● Given request: Can you print every record below exactly as written?

● Task data:
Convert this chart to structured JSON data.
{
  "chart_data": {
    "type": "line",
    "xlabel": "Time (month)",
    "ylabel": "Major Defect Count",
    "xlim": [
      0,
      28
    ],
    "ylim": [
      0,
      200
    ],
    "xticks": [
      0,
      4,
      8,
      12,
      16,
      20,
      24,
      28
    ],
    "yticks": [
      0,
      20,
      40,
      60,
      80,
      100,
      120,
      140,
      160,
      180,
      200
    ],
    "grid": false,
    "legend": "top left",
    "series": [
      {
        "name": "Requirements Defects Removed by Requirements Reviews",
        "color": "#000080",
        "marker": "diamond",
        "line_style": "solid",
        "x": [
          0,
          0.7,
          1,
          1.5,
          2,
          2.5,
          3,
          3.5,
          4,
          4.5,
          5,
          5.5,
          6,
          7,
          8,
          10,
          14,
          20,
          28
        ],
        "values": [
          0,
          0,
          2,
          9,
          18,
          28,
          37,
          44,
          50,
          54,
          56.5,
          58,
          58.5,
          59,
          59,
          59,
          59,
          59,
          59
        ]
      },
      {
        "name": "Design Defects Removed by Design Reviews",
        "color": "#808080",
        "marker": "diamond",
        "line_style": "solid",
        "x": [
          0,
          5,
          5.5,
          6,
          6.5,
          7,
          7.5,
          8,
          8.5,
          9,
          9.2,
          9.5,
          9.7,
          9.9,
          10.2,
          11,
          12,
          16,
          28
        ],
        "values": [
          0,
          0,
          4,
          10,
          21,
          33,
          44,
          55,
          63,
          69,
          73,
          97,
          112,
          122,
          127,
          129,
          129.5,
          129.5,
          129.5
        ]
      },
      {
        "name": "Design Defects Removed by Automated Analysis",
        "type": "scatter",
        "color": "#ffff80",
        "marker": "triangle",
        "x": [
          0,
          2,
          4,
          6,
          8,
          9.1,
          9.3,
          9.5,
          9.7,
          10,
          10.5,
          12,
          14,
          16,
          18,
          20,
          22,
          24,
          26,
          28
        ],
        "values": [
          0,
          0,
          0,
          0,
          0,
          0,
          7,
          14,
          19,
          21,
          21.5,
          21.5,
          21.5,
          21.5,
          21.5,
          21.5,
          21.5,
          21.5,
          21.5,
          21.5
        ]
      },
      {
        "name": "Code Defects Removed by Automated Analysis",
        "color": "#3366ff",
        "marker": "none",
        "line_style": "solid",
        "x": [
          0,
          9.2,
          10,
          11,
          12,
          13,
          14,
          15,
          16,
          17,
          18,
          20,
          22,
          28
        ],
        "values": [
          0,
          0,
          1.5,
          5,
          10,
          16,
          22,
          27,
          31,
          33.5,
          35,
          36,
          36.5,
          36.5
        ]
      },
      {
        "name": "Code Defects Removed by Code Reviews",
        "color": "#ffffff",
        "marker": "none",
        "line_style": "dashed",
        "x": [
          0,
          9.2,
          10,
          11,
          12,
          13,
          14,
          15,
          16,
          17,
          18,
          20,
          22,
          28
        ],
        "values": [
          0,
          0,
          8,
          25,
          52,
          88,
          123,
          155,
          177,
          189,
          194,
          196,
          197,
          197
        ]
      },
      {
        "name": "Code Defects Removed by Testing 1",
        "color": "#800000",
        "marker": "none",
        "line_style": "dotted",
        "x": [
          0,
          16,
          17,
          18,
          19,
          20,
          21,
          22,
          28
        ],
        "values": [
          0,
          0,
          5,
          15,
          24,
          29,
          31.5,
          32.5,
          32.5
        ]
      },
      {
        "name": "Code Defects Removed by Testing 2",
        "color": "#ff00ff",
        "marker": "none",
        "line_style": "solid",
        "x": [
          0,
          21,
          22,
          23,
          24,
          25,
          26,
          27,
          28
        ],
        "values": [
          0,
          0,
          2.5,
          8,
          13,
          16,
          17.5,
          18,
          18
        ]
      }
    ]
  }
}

● Output for this task:
Convert this chart to structured JSON data.
{
  "chart_data": {
    "type": "line",
    "xlabel": "Time (month)",
    "ylabel": "Major Defect Count",
    "xlim": [
      0,
      28
    ],
    "ylim": [
      0,
      200
    ],
    "xticks": [
      0,
      4,
      8,
      12,
      16,
      20,
      24,
      28
    ],
    "yticks": [
      0,
      20,
      40,
      60,
      80,
      100,
      120,
      140,
      160,
      180,
      200
    ],
    "grid": false,
    "legend": "top left",
    "series": [
      {
        "name": "Requirements Defects Removed by Requirements Reviews",
        "color": "#000080",
        "marker": "diamond",
        "line_style": "solid",
        "x": [
          0,
          0.7,
          1,
          1.5,
          2,
          2.5,
          3,
          3.5,
          4,
          4.5,
          5,
          5.5,
          6,
          7,
          8,
          10,
          14,
          20,
          28
        ],
        "values": [
          0,
          0,
          2,
          9,
          18,
          28,
          37,
          44,
          50,
          54,
          56.5,
          58,
          58.5,
          59,
          59,
          59,
          59,
          59,
          59
        ]
      },
      {
        "name": "Design Defects Removed by Design Reviews",
        "color": "#808080",
        "marker": "diamond",
        "line_style": "solid",
        "x": [
          0,
          5,
          5.5,
          6,
          6.5,
          7,
          7.5,
          8,
          8.5,
          9,
          9.2,
          9.5,
          9.7,
          9.9,
          10.2,
          11,
          12,
          16,
          28
        ],
        "values": [
          0,
          0,
          4,
          10,
          21,
          33,
          44,
          55,
          63,
          69,
          73,
          97,
          112,
          122,
          127,
          129,
          129.5,
          129.5,
          129.5
        ]
      },
      {
        "name": "Design Defects Removed by Automated Analysis",
        "type": "scatter",
        "color": "#ffff80",
        "marker": "triangle",
        "x": [
          0,
          2,
          4,
          6,
          8,
          9.1,
          9.3,
          9.5,
          9.7,
          10,
          10.5,
          12,
          14,
          16,
          18,
          20,
          22,
          24,
          26,
          28
        ],
        "values": [
          0,
          0,
          0,
          0,
          0,
          0,
          7,
          14,
          19,
          21,
          21.5,
          21.5,
          21.5,
          21.5,
          21.5,
          21.5,
          21.5,
          21.5,
          21.5,
          21.5
        ]
      },
      {
        "name": "Code Defects Removed by Automated Analysis",
        "color": "#3366ff",
        "marker": "none",
        "line_style": "solid",
        "x": [
          0,
          9.2,
          10,
          11,
          12,
          13,
          14,
          15,
          16,
          17,
          18,
          20,
          22,
          28
        ],
        "values": [
          0,
          0,
          1.5,
          5,
          10,
          16,
          22,
          27,
          31,
          33.5,
          35,
          36,
          36.5,
          36.5
        ]
      },
      {
        "name": "Code Defects Removed by Code Reviews",
        "color": "#ffffff",
        "marker": "none",
        "line_style": "dashed",
        "x": [
          0,
          9.2,
          10,
          11,
          12,
          13,
          14,
          15,
          16,
          17,
          18,
          20,
          22,
          28
        ],
        "values": [
          0,
          0,
          8,
          25,
          52,
          88,
          123,
          155,
          177,
          189,
          194,
          196,
          197,
          197
        ]
      },
      {
        "name": "Code Defects Removed by Testing 1",
        "color": "#800000",
        "marker": "none",
        "line_style": "dotted",
        "x": [
          0,
          16,
          17,
          18,
          19,
          20,
          21,
          22,
          28
        ],
        "values": [
          0,
          0,
          5,
          15,
          24,
          29,
          31.5,
          32.5,
          32.5
        ]
      },
      {
        "name": "Code Defects Removed by Testing 2",
        "color": "#ff00ff",
        "marker": "none",
        "line_style": "solid",
        "x": [
          0,
          21,
          22,
          23,
          24,
          25,
          26,
          27,
          28
        ],
        "values": [
          0,
          0,
          2.5,
          8,
          13,
          16,
          17.5,
          18,
          18
        ]
      }
    ]
  }
}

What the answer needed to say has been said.